▸ **Records supplied**:
------------

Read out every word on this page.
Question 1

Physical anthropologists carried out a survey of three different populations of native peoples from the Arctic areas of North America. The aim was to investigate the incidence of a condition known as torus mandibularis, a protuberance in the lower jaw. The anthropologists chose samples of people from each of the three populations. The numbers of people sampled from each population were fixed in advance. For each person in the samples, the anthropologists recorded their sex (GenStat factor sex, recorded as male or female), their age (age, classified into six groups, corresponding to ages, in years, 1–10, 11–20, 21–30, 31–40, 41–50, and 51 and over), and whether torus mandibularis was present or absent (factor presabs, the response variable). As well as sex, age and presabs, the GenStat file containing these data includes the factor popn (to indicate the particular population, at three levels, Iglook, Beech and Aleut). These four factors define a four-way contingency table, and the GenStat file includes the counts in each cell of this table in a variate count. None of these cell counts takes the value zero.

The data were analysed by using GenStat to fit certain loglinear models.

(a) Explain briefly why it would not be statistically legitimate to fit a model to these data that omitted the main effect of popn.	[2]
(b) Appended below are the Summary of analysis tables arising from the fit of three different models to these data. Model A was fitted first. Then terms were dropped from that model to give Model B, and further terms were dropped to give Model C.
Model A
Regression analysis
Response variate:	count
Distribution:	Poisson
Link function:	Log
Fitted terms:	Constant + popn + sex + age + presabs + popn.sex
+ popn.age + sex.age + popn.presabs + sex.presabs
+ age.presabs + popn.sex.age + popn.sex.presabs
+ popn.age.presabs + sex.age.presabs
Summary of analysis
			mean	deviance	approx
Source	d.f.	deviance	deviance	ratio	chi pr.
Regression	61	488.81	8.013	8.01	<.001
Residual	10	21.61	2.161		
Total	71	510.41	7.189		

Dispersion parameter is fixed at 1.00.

------------

▸ **What this task involves**: Recopy the whole listing exactly.

▸ **Complete response**:
Read out every word on this page.
Question 1

Physical anthropologists carried out a survey of three different populations of native peoples from the Arctic areas of North America. The aim was to investigate the incidence of a condition known as torus mandibularis, a protuberance in the lower jaw. The anthropologists chose samples of people from each of the three populations. The numbers of people sampled from each population were fixed in advance. For each person in the samples, the anthropologists recorded their sex (GenStat factor sex, recorded as male or female), their age (age, classified into six groups, corresponding to ages, in years, 1–10, 11–20, 21–30, 31–40, 41–50, and 51 and over), and whether torus mandibularis was present or absent (factor presabs, the response variable). As well as sex, age and presabs, the GenStat file containing these data includes the factor popn (to indicate the particular population, at three levels, Iglook, Beech and Aleut). These four factors define a four-way contingency table, and the GenStat file includes the counts in each cell of this table in a variate count. None of these cell counts takes the value zero.

The data were analysed by using GenStat to fit certain loglinear models.

(a) Explain briefly why it would not be statistically legitimate to fit a model to these data that omitted the main effect of popn.	[2]
(b) Appended below are the Summary of analysis tables arising from the fit of three different models to these data. Model A was fitted first. Then terms were dropped from that model to give Model B, and further terms were dropped to give Model C.
Model A
Regression analysis
Response variate:	count
Distribution:	Poisson
Link function:	Log
Fitted terms:	Constant + popn + sex + age + presabs + popn.sex
+ popn.age + sex.age + popn.presabs + sex.presabs
+ age.presabs + popn.sex.age + popn.sex.presabs
+ popn.age.presabs + sex.age.presabs
Summary of analysis
			mean	deviance	approx
Source	d.f.	deviance	deviance	ratio	chi pr.
Regression	61	488.81	8.013	8.01	<.001
Residual	10	21.61	2.161		
Total	71	510.41	7.189		

Dispersion parameter is fixed at 1.00.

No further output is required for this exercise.